(Records contained in a dataset)
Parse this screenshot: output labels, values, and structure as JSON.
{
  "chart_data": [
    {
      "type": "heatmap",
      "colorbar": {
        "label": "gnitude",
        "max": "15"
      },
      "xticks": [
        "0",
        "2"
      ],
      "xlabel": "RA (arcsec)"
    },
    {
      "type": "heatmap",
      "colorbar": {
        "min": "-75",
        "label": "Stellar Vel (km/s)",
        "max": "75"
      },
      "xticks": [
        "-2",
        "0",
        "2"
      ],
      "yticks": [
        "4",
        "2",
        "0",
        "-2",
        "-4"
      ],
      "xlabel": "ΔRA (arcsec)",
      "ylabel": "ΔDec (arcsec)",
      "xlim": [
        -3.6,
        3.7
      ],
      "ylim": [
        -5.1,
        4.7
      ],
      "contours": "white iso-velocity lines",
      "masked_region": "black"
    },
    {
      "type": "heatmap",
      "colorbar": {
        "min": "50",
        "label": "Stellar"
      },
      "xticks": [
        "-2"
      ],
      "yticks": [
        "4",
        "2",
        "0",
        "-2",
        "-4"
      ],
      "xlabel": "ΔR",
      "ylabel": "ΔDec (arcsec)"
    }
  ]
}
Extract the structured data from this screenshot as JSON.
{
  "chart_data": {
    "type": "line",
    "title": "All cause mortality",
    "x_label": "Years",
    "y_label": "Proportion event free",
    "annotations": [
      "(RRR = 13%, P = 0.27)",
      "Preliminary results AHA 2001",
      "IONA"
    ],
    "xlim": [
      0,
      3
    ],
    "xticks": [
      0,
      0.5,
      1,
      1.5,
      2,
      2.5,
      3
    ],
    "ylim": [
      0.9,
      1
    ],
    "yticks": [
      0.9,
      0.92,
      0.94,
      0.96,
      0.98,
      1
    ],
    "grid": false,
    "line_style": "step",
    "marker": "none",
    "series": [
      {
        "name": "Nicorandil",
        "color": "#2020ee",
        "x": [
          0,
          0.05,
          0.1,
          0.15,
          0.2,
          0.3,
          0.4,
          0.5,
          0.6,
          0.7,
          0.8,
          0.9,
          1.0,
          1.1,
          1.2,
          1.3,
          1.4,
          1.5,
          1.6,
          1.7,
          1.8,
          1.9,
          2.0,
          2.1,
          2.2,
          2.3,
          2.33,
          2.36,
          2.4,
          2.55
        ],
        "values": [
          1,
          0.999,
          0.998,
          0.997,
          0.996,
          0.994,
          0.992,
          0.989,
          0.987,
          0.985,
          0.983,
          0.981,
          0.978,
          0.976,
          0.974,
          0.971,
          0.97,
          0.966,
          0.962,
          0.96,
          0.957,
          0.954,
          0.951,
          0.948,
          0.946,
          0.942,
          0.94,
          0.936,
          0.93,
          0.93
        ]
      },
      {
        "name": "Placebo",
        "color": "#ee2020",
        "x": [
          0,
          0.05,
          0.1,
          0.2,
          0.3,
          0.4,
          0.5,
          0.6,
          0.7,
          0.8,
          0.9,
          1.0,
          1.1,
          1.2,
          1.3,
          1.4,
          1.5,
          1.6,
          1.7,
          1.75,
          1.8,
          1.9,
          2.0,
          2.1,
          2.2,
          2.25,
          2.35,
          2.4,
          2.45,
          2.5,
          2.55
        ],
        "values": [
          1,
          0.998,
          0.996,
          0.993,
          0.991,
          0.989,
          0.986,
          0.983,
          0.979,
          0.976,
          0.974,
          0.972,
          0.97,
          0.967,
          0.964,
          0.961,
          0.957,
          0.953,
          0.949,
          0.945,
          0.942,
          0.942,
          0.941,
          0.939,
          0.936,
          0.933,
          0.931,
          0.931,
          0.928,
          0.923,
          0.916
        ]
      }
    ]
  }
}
...
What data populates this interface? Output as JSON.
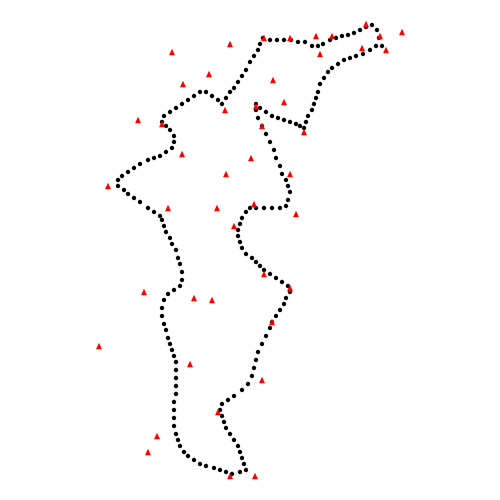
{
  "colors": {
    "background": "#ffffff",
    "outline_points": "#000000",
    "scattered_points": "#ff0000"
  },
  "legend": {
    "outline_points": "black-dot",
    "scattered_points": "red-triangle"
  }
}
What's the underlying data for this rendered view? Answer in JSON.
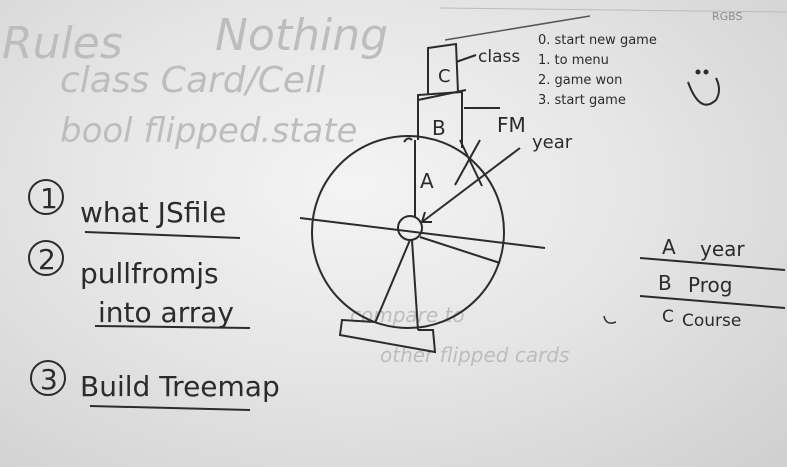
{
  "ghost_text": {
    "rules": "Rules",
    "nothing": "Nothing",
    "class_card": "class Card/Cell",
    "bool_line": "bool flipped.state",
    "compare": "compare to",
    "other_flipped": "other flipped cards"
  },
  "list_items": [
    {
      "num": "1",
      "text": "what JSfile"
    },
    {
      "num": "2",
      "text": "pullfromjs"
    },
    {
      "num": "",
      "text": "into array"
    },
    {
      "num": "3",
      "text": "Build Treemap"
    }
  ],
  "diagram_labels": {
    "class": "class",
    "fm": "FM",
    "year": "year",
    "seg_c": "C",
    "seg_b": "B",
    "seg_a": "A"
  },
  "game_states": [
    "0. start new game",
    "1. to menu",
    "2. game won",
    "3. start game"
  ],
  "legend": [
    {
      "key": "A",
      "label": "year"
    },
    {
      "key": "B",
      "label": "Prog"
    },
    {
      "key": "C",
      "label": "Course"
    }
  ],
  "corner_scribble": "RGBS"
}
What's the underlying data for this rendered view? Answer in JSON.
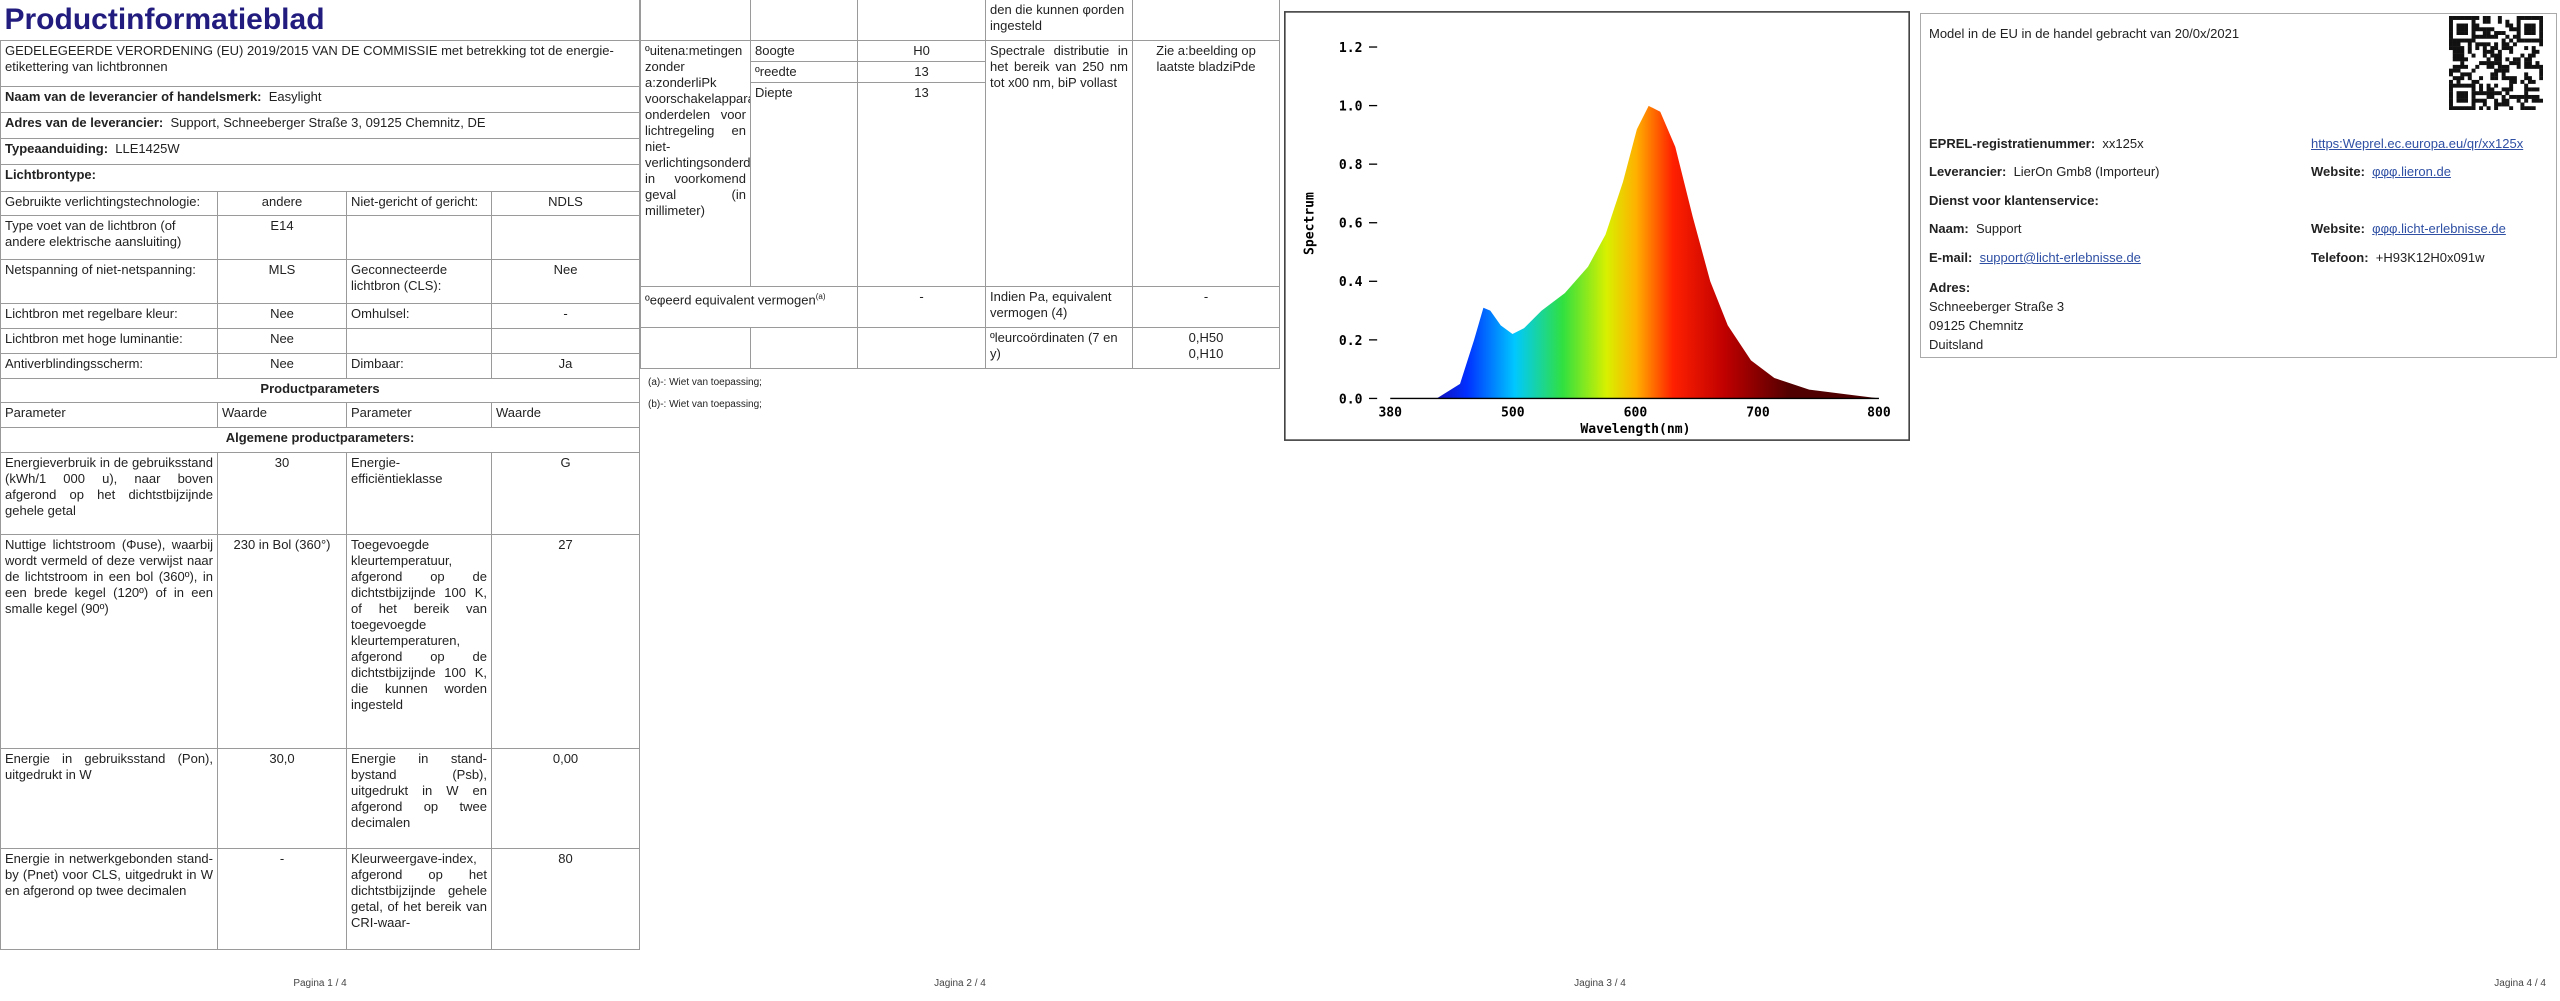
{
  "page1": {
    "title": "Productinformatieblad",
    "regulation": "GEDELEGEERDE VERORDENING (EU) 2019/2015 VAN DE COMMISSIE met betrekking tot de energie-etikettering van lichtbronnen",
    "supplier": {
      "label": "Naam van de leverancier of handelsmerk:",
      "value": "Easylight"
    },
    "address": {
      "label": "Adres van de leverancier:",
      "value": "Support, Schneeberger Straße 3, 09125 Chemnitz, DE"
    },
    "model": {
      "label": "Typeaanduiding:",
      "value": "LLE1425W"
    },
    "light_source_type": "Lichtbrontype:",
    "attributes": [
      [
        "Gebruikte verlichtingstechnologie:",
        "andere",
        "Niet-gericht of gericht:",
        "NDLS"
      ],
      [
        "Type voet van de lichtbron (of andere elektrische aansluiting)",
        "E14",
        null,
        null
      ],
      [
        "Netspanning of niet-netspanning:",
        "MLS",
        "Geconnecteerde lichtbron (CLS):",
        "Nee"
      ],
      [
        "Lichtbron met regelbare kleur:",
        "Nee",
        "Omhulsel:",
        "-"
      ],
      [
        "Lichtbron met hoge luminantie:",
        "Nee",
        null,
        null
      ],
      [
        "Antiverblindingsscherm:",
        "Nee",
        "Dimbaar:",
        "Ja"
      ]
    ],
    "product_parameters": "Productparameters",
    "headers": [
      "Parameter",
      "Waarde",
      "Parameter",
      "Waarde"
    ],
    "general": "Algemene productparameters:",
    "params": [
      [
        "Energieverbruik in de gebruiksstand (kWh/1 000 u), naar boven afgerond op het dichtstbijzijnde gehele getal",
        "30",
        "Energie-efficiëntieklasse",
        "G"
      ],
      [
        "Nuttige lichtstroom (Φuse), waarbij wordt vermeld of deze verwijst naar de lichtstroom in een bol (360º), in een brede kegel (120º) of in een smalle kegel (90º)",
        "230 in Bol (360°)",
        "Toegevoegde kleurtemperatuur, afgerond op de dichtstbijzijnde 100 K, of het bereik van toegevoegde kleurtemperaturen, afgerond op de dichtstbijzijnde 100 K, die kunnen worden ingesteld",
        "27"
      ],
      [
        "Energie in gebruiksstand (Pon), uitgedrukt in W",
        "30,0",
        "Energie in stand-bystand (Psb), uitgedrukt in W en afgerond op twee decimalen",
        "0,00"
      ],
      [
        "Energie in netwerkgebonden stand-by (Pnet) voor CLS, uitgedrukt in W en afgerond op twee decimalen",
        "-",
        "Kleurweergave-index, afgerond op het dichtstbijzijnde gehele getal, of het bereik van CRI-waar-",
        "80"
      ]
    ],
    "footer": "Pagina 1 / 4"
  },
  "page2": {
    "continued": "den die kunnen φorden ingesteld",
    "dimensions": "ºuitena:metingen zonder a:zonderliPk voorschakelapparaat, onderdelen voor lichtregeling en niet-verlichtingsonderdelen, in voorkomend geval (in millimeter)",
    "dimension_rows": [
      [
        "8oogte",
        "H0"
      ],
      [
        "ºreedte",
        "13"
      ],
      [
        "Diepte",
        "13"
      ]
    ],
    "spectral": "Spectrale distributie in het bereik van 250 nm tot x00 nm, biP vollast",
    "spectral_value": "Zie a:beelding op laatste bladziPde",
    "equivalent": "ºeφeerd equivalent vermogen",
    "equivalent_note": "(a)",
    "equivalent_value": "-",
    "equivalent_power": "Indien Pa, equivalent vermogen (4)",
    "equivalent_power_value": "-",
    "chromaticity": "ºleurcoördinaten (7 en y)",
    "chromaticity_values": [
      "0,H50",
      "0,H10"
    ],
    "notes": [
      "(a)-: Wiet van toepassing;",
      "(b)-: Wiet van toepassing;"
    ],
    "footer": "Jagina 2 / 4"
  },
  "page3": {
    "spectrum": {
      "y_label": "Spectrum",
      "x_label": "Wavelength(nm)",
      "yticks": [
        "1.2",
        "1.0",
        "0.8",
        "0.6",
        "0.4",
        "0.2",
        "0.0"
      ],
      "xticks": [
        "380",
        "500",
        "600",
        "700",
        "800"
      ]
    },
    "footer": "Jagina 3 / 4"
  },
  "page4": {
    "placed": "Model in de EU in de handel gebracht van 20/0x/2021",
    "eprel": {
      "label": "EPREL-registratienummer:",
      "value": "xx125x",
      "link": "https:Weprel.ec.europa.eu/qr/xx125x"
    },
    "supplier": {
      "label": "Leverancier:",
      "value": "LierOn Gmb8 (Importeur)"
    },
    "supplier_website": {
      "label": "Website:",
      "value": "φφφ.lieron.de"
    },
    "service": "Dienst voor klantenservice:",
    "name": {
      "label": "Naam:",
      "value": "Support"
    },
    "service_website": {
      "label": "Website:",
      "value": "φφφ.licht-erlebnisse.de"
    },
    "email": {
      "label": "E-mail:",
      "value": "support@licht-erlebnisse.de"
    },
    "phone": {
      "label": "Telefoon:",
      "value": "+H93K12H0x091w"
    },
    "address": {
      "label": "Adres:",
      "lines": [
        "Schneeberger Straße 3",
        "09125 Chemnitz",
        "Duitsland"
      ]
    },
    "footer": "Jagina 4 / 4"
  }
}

What to do: All lines that include "Wiet" are to be gathered and copied.

The reply:
      "(a)-: Wiet van toepassing;",
      "(b)-: Wiet van toepassing;"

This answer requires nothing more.